THE REQUEST: Every entry below should be transcribed exactly; pictures stay out of the copy.

DATA LISTING:
########

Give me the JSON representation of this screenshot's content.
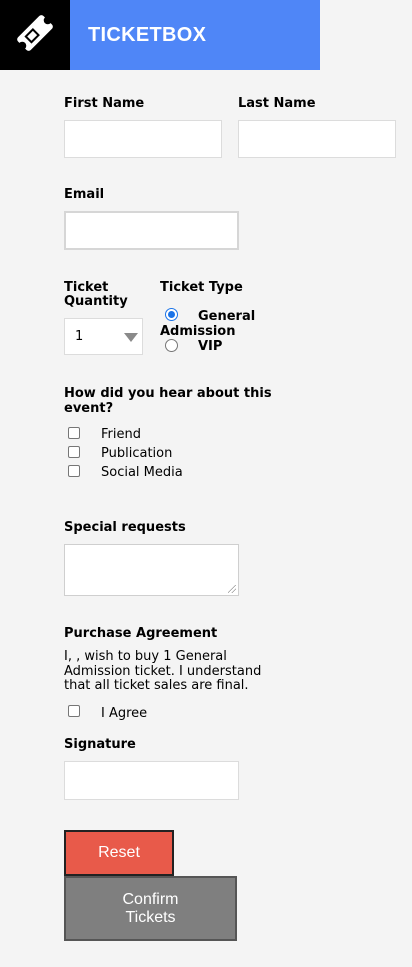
{
  "header": {
    "brand": "TICKETBOX",
    "logo_icon": "ticket-icon"
  },
  "form": {
    "first_name_label": "First Name",
    "last_name_label": "Last Name",
    "email_label": "Email",
    "ticket_quantity_label": "Ticket\nQuantity",
    "ticket_quantity_value": "1",
    "ticket_type_label": "Ticket Type",
    "ticket_types": [
      {
        "label": "General\nAdmission",
        "selected": true
      },
      {
        "label": "VIP",
        "selected": false
      }
    ],
    "hear_about_label": "How did you hear about this\nevent?",
    "hear_about_options": [
      "Friend",
      "Publication",
      "Social Media"
    ],
    "special_requests_label": "Special requests",
    "purchase_agreement_label": "Purchase Agreement",
    "agreement_text": "I, , wish to buy 1 General\nAdmission ticket. I understand\nthat all ticket sales are final.",
    "agree_label": "I Agree",
    "signature_label": "Signature",
    "reset_label": "Reset",
    "confirm_label": "Confirm\nTickets"
  },
  "colors": {
    "brand": "#4f86f7",
    "reset": "#e85a4a",
    "confirm": "#7f7f7f",
    "radio": "#1a73e8"
  }
}
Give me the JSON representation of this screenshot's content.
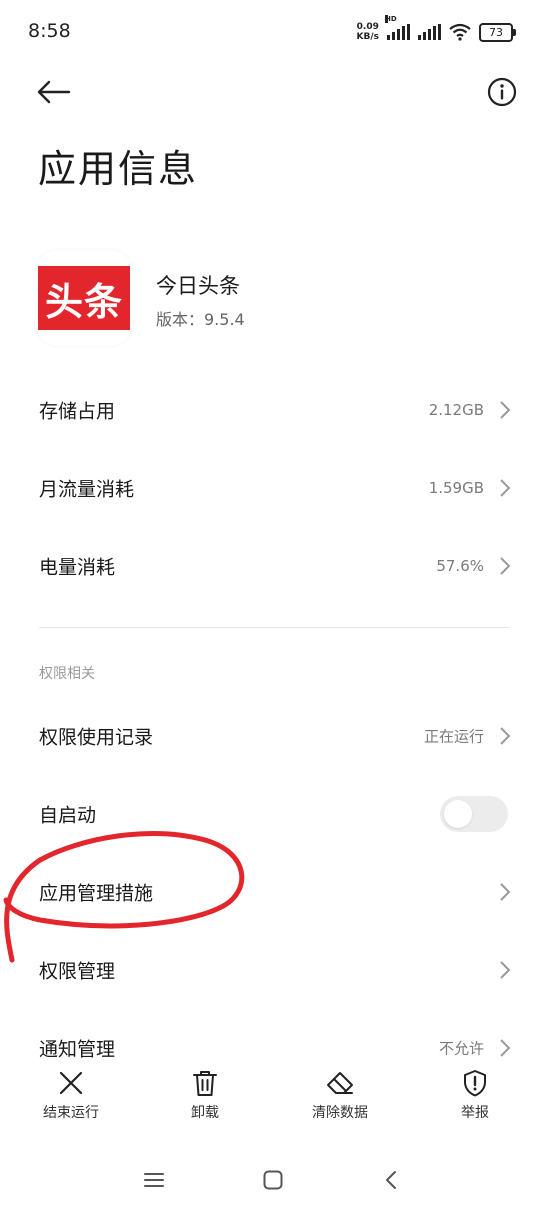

########

CORRECT OUTPUT:
Give me the JSON representation of this screenshot's content.
{
  "header": {
    "brand": "TICKETBOX",
    "logo_icon": "ticket-icon"
  },
  "form": {
    "first_name_label": "First Name",
    "last_name_label": "Last Name",
    "email_label": "Email",
    "ticket_quantity_label": "Ticket\nQuantity",
    "ticket_quantity_value": "1",
    "ticket_type_label": "Ticket Type",
    "ticket_types": [
      {
        "label": "General\nAdmission",
        "selected": true
      },
      {
        "label": "VIP",
        "selected": false
      }
    ],
    "hear_about_label": "How did you hear about this\nevent?",
    "hear_about_options": [
      "Friend",
      "Publication",
      "Social Media"
    ],
    "special_requests_label": "Special requests",
    "purchase_agreement_label": "Purchase Agreement",
    "agreement_text": "I, , wish to buy 1 General\nAdmission ticket. I understand\nthat all ticket sales are final.",
    "agree_label": "I Agree",
    "signature_label": "Signature",
    "reset_label": "Reset",
    "confirm_label": "Confirm\nTickets"
  },
  "colors": {
    "brand": "#4f86f7",
    "reset": "#e85a4a",
    "confirm": "#7f7f7f",
    "radio": "#1a73e8"
  }
}
Give me the JSON representation of this screenshot's content.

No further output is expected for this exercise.